» What you will do:
State how many lines of the data contain the string "Пока", treating uppercase and lowercase as different, and give only the number.

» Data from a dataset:
- - -

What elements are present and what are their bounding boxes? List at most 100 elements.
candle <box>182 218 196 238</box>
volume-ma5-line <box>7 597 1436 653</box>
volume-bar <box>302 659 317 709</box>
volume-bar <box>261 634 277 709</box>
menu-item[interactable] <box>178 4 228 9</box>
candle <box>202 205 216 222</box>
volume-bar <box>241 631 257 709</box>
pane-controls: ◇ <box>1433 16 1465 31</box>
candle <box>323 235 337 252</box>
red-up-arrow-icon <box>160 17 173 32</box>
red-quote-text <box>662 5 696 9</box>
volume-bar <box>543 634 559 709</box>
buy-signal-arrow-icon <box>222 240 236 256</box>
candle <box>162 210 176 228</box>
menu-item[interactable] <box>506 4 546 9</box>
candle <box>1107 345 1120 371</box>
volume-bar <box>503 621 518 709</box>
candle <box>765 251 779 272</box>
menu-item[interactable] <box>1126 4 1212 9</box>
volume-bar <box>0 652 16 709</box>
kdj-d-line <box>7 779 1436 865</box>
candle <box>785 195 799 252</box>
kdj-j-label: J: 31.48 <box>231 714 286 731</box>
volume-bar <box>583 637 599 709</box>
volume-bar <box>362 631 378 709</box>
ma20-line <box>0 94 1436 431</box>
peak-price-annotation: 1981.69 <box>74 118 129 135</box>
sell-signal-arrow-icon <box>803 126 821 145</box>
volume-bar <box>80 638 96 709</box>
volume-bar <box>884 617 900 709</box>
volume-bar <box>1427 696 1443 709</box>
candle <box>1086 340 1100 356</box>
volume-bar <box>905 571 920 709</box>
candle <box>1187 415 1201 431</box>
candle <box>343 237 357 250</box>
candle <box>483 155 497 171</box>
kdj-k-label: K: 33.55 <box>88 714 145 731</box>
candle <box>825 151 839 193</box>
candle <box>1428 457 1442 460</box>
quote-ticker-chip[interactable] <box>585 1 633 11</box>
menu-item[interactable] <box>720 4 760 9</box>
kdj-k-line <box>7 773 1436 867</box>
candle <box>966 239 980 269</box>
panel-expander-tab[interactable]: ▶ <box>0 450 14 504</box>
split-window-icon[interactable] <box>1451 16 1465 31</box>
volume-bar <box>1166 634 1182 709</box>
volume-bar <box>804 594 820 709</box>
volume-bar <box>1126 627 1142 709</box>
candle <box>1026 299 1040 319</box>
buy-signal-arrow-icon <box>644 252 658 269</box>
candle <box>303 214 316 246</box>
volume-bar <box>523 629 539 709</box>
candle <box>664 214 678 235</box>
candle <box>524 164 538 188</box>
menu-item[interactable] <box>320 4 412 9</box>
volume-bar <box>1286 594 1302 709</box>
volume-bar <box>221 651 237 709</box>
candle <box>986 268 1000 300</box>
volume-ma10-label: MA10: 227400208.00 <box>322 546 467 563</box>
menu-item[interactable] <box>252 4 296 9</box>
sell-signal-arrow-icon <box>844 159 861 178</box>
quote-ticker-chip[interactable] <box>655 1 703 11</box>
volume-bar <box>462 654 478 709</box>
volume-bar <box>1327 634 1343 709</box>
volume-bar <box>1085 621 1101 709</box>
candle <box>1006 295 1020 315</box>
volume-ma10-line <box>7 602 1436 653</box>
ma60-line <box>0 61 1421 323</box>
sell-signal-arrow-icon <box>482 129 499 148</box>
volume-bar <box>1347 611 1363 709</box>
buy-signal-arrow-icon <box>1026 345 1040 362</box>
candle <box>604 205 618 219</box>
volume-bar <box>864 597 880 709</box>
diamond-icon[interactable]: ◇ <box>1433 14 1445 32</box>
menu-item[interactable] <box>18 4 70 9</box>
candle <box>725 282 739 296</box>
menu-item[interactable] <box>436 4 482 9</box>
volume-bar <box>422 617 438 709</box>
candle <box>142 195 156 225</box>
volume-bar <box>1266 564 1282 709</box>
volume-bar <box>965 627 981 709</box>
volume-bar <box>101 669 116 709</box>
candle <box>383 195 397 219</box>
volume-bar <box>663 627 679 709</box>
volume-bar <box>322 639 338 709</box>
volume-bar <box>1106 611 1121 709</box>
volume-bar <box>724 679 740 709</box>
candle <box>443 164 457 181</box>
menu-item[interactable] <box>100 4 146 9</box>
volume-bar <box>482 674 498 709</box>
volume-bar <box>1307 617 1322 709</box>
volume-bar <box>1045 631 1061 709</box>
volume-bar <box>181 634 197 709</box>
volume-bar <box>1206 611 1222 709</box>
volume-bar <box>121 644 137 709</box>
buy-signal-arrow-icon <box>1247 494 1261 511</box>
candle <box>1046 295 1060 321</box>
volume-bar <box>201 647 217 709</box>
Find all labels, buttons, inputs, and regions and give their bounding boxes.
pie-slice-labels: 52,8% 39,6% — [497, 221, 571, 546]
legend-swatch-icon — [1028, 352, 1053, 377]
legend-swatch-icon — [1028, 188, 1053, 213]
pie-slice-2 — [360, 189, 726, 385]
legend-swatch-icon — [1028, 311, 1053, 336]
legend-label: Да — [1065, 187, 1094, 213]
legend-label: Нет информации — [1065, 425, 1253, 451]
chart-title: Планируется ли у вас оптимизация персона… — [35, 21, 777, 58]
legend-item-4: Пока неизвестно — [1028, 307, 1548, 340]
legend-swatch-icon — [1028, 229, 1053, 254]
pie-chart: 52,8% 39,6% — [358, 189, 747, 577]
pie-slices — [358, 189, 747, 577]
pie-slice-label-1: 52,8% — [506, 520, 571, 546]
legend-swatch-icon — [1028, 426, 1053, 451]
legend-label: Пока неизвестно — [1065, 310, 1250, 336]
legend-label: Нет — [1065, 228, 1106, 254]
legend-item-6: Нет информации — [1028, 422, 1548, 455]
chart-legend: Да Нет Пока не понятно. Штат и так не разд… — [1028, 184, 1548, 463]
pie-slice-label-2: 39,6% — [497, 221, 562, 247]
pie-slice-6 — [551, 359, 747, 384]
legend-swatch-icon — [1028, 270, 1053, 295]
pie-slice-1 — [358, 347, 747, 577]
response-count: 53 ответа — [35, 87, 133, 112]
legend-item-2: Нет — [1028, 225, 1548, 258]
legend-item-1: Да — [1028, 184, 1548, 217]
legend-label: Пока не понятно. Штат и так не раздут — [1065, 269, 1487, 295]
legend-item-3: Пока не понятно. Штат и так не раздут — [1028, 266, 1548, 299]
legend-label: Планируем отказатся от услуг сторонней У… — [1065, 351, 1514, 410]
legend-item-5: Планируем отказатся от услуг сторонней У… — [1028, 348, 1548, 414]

- - -

» Full output:
5